Task statement — Copy out every line of the data exactly.

----- Dataset records -----

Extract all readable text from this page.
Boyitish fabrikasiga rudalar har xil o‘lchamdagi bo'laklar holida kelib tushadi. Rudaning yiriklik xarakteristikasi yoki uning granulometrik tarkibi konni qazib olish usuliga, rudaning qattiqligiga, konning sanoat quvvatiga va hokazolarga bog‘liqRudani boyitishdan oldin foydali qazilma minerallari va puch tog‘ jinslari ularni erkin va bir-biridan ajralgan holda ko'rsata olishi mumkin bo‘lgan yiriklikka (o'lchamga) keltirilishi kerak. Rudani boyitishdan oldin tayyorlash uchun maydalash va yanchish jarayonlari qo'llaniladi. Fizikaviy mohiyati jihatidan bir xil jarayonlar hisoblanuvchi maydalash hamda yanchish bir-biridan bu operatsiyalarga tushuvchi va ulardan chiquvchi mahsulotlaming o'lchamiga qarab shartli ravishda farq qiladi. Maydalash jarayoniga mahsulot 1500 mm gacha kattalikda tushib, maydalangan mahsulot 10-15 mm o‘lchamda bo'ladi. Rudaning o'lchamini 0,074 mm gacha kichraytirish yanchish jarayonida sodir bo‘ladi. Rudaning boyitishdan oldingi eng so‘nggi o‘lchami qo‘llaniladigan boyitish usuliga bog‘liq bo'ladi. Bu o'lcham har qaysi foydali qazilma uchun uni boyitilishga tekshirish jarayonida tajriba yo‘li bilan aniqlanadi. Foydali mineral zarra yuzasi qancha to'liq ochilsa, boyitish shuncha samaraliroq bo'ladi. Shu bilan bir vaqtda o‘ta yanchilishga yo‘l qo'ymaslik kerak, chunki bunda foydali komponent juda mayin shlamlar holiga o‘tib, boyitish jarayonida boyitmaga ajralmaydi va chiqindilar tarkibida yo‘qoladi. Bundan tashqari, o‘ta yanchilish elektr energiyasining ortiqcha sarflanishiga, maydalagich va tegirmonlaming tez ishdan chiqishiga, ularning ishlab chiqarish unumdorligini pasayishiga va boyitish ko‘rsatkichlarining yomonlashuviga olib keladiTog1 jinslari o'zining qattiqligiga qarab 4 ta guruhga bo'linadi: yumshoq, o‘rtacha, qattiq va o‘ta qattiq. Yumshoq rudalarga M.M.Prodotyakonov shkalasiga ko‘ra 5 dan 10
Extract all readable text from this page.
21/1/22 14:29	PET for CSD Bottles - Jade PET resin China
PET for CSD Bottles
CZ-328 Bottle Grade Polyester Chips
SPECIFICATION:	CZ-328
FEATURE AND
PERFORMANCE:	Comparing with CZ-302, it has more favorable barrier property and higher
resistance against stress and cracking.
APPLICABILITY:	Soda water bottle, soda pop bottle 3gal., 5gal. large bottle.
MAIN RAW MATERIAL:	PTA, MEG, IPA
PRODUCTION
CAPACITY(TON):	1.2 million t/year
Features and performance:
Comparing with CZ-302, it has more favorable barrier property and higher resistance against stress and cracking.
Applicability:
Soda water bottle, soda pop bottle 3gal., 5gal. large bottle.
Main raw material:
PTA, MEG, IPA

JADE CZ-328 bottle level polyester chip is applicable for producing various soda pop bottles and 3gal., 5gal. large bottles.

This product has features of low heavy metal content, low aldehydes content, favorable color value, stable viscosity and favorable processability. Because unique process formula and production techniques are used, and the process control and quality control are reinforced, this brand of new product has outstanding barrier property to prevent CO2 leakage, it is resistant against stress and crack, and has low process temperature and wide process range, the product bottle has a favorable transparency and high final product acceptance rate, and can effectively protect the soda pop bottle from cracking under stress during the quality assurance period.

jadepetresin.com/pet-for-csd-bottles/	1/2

-----

Answer to this problem —
Extract all readable text from this page.
Boyitish fabrikasiga rudalar har xil o‘lchamdagi bo'laklar holida kelib tushadi. Rudaning yiriklik xarakteristikasi yoki uning granulometrik tarkibi konni qazib olish usuliga, rudaning qattiqligiga, konning sanoat quvvatiga va hokazolarga bog‘liqRudani boyitishdan oldin foydali qazilma minerallari va puch tog‘ jinslari ularni erkin va bir-biridan ajralgan holda ko'rsata olishi mumkin bo‘lgan yiriklikka (o'lchamga) keltirilishi kerak. Rudani boyitishdan oldin tayyorlash uchun maydalash va yanchish jarayonlari qo'llaniladi. Fizikaviy mohiyati jihatidan bir xil jarayonlar hisoblanuvchi maydalash hamda yanchish bir-biridan bu operatsiyalarga tushuvchi va ulardan chiquvchi mahsulotlaming o'lchamiga qarab shartli ravishda farq qiladi. Maydalash jarayoniga mahsulot 1500 mm gacha kattalikda tushib, maydalangan mahsulot 10-15 mm o‘lchamda bo'ladi. Rudaning o'lchamini 0,074 mm gacha kichraytirish yanchish jarayonida sodir bo‘ladi. Rudaning boyitishdan oldingi eng so‘nggi o‘lchami qo‘llaniladigan boyitish usuliga bog‘liq bo'ladi. Bu o'lcham har qaysi foydali qazilma uchun uni boyitilishga tekshirish jarayonida tajriba yo‘li bilan aniqlanadi. Foydali mineral zarra yuzasi qancha to'liq ochilsa, boyitish shuncha samaraliroq bo'ladi. Shu bilan bir vaqtda o‘ta yanchilishga yo‘l qo'ymaslik kerak, chunki bunda foydali komponent juda mayin shlamlar holiga o‘tib, boyitish jarayonida boyitmaga ajralmaydi va chiqindilar tarkibida yo‘qoladi. Bundan tashqari, o‘ta yanchilish elektr energiyasining ortiqcha sarflanishiga, maydalagich va tegirmonlaming tez ishdan chiqishiga, ularning ishlab chiqarish unumdorligini pasayishiga va boyitish ko‘rsatkichlarining yomonlashuviga olib keladiTog1 jinslari o'zining qattiqligiga qarab 4 ta guruhga bo'linadi: yumshoq, o‘rtacha, qattiq va o‘ta qattiq. Yumshoq rudalarga M.M.Prodotyakonov shkalasiga ko‘ra 5 dan 10
Extract all readable text from this page.
21/1/22 14:29	PET for CSD Bottles - Jade PET resin China
PET for CSD Bottles
CZ-328 Bottle Grade Polyester Chips
SPECIFICATION:	CZ-328
FEATURE AND
PERFORMANCE:	Comparing with CZ-302, it has more favorable barrier property and higher
resistance against stress and cracking.
APPLICABILITY:	Soda water bottle, soda pop bottle 3gal., 5gal. large bottle.
MAIN RAW MATERIAL:	PTA, MEG, IPA
PRODUCTION
CAPACITY(TON):	1.2 million t/year
Features and performance:
Comparing with CZ-302, it has more favorable barrier property and higher resistance against stress and cracking.
Applicability:
Soda water bottle, soda pop bottle 3gal., 5gal. large bottle.
Main raw material:
PTA, MEG, IPA

JADE CZ-328 bottle level polyester chip is applicable for producing various soda pop bottles and 3gal., 5gal. large bottles.

This product has features of low heavy metal content, low aldehydes content, favorable color value, stable viscosity and favorable processability. Because unique process formula and production techniques are used, and the process control and quality control are reinforced, this brand of new product has outstanding barrier property to prevent CO2 leakage, it is resistant against stress and crack, and has low process temperature and wide process range, the product bottle has a favorable transparency and high final product acceptance rate, and can effectively protect the soda pop bottle from cracking under stress during the quality assurance period.

jadepetresin.com/pet-for-csd-bottles/	1/2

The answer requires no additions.